STORED ROWS.
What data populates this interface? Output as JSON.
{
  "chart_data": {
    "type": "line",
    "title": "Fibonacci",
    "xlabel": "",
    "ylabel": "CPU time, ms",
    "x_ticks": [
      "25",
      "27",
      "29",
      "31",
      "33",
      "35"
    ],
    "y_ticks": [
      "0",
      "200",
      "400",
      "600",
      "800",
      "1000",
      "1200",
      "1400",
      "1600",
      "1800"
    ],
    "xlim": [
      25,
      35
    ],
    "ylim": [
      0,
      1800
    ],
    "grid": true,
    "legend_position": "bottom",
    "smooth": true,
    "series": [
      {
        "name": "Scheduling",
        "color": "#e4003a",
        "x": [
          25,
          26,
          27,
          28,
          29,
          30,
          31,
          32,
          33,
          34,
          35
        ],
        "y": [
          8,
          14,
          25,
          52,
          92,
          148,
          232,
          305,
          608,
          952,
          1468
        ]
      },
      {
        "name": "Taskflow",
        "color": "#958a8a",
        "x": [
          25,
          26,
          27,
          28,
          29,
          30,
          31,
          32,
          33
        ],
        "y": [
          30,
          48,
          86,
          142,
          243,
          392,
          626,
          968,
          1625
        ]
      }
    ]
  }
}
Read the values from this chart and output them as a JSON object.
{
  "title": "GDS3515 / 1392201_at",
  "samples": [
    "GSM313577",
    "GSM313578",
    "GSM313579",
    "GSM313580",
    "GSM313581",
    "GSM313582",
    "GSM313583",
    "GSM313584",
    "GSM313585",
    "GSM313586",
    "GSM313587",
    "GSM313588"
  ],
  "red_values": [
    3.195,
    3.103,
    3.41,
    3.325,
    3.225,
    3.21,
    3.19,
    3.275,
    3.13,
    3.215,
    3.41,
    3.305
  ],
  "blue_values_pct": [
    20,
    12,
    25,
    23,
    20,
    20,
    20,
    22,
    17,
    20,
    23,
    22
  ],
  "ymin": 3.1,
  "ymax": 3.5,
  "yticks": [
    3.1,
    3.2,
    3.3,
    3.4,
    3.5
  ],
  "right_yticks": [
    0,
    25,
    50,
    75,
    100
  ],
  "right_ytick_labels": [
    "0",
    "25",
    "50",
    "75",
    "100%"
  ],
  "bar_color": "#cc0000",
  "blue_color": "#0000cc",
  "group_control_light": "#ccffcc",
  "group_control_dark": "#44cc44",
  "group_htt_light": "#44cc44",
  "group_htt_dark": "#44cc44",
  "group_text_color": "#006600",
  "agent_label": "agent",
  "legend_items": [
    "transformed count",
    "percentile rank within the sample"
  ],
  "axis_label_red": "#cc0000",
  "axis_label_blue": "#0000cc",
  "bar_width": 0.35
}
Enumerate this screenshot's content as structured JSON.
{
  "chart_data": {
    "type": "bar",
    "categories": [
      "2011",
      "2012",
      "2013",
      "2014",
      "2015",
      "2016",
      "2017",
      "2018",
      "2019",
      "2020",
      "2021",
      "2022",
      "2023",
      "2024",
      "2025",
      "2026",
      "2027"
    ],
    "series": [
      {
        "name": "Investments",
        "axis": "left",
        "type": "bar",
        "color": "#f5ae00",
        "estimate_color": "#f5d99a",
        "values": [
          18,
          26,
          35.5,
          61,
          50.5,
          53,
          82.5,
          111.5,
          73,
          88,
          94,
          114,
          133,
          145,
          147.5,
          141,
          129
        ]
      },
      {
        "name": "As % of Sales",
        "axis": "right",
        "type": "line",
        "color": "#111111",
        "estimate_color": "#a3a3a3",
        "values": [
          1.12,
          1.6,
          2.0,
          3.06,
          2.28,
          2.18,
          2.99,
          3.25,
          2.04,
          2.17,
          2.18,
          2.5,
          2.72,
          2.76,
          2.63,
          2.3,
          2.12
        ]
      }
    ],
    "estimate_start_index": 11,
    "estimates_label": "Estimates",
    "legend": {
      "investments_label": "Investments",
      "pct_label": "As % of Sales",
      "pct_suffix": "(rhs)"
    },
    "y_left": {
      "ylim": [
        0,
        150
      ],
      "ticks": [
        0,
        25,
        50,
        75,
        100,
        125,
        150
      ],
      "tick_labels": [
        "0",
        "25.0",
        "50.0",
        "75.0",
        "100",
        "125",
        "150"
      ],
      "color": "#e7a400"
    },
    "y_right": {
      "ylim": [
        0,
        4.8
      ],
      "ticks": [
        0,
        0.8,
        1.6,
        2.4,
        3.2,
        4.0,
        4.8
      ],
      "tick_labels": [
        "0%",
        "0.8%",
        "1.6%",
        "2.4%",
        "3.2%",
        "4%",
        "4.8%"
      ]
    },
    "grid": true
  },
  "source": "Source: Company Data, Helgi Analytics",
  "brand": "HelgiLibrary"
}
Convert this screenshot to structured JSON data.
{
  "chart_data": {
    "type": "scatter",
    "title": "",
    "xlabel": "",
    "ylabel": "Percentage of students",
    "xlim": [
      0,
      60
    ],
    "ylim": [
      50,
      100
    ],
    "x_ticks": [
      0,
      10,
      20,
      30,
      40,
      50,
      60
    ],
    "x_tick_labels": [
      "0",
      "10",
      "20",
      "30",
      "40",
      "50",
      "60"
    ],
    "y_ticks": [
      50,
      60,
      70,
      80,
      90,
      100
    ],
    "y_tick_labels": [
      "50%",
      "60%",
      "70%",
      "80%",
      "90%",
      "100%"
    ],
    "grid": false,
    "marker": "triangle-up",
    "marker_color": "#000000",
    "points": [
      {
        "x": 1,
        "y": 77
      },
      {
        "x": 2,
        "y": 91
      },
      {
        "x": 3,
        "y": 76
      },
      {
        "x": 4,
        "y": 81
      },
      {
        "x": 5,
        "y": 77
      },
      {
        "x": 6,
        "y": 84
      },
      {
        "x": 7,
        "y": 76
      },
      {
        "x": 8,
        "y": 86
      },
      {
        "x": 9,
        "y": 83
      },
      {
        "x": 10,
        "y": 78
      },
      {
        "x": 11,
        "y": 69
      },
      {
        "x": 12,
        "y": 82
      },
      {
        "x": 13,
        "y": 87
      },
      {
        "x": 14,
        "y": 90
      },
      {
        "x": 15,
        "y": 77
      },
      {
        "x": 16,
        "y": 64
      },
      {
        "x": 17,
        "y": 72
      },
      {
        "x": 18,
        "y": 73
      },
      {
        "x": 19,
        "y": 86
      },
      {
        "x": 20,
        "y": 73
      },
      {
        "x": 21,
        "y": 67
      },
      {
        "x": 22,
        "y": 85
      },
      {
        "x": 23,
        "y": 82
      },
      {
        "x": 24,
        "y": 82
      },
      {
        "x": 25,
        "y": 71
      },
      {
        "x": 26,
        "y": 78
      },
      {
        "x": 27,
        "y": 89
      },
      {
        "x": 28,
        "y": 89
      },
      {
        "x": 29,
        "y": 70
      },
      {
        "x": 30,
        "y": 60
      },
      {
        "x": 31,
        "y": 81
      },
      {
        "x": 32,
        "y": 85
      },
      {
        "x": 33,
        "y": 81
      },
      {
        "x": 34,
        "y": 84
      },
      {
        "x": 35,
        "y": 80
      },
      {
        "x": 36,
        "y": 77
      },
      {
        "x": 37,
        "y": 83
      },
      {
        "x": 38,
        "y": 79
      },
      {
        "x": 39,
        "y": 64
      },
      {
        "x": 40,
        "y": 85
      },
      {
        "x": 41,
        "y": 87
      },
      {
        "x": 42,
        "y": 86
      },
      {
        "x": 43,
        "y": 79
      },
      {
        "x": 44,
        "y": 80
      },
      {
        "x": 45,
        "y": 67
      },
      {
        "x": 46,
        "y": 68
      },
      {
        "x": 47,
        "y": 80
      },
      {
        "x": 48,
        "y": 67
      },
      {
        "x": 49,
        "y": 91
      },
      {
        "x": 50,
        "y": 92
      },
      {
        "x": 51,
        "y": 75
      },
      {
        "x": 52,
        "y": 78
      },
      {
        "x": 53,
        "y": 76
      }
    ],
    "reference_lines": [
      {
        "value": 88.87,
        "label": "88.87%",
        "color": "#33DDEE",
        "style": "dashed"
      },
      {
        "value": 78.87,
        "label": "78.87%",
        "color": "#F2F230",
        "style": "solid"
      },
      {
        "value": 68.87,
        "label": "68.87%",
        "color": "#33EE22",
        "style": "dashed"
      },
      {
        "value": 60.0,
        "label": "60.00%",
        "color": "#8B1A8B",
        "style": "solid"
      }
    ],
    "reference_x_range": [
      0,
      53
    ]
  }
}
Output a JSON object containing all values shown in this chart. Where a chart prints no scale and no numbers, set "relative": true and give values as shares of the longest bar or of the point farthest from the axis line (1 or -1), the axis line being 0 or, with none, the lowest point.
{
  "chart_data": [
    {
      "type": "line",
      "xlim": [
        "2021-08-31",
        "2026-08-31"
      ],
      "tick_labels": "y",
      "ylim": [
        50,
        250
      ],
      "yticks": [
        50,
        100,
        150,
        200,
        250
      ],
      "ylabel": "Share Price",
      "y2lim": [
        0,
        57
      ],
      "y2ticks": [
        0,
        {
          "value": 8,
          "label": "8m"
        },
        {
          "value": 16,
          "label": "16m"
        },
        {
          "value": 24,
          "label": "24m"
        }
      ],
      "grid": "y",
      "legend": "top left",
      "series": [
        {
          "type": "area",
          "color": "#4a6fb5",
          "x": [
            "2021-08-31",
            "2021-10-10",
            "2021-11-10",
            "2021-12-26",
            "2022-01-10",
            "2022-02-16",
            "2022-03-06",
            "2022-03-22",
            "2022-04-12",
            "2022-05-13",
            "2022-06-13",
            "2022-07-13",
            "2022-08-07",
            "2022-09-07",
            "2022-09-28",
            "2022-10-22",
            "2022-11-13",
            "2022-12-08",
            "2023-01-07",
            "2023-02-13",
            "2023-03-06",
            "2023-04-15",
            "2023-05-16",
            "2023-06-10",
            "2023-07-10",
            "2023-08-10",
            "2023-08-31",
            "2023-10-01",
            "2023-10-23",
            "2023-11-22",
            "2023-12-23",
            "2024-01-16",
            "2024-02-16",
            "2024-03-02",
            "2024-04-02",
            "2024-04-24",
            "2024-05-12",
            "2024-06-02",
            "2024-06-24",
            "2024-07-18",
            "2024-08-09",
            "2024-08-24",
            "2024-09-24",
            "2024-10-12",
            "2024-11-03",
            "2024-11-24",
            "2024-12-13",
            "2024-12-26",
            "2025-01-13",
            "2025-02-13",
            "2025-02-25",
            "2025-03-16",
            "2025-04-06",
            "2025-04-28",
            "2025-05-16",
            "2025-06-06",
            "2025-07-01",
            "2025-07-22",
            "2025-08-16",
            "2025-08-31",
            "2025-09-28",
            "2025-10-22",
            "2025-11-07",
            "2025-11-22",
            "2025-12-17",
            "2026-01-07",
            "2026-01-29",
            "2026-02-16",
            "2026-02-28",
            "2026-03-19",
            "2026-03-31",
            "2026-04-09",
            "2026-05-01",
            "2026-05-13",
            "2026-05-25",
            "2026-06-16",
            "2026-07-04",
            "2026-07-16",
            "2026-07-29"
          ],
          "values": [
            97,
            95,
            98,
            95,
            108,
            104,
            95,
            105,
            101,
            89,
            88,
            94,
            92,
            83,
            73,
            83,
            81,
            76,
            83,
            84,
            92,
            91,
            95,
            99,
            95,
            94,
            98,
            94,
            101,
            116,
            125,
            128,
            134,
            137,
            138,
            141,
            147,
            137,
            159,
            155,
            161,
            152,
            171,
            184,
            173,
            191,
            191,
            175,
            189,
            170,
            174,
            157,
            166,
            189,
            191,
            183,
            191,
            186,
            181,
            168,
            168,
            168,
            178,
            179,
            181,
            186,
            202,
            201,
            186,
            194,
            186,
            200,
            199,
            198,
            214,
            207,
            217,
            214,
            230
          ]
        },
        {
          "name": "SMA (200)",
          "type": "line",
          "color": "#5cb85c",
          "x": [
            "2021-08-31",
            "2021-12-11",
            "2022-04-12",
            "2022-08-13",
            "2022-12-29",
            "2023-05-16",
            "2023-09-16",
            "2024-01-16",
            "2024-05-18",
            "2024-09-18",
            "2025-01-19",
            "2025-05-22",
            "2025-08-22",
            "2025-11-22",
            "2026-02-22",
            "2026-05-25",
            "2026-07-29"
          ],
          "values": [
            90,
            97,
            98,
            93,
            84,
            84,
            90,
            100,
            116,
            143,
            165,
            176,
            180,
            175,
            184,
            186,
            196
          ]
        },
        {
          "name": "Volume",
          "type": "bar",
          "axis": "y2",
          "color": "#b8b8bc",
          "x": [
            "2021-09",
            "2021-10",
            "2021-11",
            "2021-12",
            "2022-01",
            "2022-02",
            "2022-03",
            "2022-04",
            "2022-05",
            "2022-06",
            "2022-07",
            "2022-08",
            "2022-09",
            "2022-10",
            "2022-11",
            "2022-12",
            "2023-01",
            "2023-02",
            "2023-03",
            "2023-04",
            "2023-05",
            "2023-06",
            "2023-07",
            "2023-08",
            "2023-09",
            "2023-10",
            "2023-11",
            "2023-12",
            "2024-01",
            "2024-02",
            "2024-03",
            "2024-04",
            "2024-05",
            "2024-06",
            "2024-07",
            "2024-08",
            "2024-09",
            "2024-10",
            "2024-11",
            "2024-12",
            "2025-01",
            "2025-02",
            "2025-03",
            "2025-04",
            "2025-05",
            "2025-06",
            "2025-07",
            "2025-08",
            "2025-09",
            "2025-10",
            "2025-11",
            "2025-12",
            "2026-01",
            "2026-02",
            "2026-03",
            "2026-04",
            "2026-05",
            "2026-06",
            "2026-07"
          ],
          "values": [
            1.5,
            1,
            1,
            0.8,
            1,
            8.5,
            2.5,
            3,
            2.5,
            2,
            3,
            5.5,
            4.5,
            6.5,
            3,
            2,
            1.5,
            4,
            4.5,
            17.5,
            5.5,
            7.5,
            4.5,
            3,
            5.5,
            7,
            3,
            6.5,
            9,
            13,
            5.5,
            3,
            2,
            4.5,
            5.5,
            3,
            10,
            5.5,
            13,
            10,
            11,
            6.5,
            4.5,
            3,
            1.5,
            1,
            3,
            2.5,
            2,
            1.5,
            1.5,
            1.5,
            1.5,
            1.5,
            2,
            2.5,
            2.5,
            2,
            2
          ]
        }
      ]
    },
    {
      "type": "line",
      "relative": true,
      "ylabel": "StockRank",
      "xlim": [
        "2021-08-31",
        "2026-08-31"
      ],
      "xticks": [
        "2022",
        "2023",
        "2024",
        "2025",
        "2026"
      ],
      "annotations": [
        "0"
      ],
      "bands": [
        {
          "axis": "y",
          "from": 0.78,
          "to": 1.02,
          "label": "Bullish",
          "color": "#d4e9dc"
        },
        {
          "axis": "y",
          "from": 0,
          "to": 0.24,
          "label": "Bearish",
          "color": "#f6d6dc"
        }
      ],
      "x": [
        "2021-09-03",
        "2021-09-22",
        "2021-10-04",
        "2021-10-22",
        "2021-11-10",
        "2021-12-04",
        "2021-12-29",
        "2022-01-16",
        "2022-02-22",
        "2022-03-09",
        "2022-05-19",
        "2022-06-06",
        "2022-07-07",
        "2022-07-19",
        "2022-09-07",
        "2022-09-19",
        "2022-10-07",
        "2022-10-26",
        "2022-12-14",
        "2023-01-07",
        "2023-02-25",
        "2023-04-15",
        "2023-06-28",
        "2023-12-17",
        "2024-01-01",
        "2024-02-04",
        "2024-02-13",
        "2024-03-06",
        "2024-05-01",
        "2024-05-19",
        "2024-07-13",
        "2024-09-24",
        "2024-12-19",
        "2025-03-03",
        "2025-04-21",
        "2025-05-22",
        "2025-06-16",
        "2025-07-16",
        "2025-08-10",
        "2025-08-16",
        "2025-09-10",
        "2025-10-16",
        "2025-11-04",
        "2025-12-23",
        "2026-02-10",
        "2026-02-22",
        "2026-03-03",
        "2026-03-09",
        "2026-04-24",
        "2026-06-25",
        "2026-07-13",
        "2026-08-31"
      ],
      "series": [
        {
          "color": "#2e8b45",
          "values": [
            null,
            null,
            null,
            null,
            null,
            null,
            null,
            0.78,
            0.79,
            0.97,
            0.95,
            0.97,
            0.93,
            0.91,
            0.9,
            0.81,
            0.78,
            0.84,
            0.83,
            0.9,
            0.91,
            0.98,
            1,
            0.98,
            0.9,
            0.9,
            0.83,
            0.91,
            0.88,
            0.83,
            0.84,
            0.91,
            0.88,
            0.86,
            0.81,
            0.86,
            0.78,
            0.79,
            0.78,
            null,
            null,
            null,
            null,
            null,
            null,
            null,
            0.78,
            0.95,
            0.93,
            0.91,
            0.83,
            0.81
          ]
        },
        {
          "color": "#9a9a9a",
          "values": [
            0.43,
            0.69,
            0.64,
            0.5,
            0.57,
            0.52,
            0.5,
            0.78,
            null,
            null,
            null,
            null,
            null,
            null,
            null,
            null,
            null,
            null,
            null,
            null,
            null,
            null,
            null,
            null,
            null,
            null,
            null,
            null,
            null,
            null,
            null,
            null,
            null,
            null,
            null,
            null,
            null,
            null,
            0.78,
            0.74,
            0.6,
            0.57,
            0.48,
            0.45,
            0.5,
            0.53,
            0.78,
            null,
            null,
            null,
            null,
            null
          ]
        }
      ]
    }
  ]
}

GOAL OF THE EXERCISE.
Gather all lines with the string "title" from the data.

RESPONSE TO THE EXERCISE.
    "title": "Fibonacci",
  "title": "GDS3515 / 1392201_at",
    "title": "",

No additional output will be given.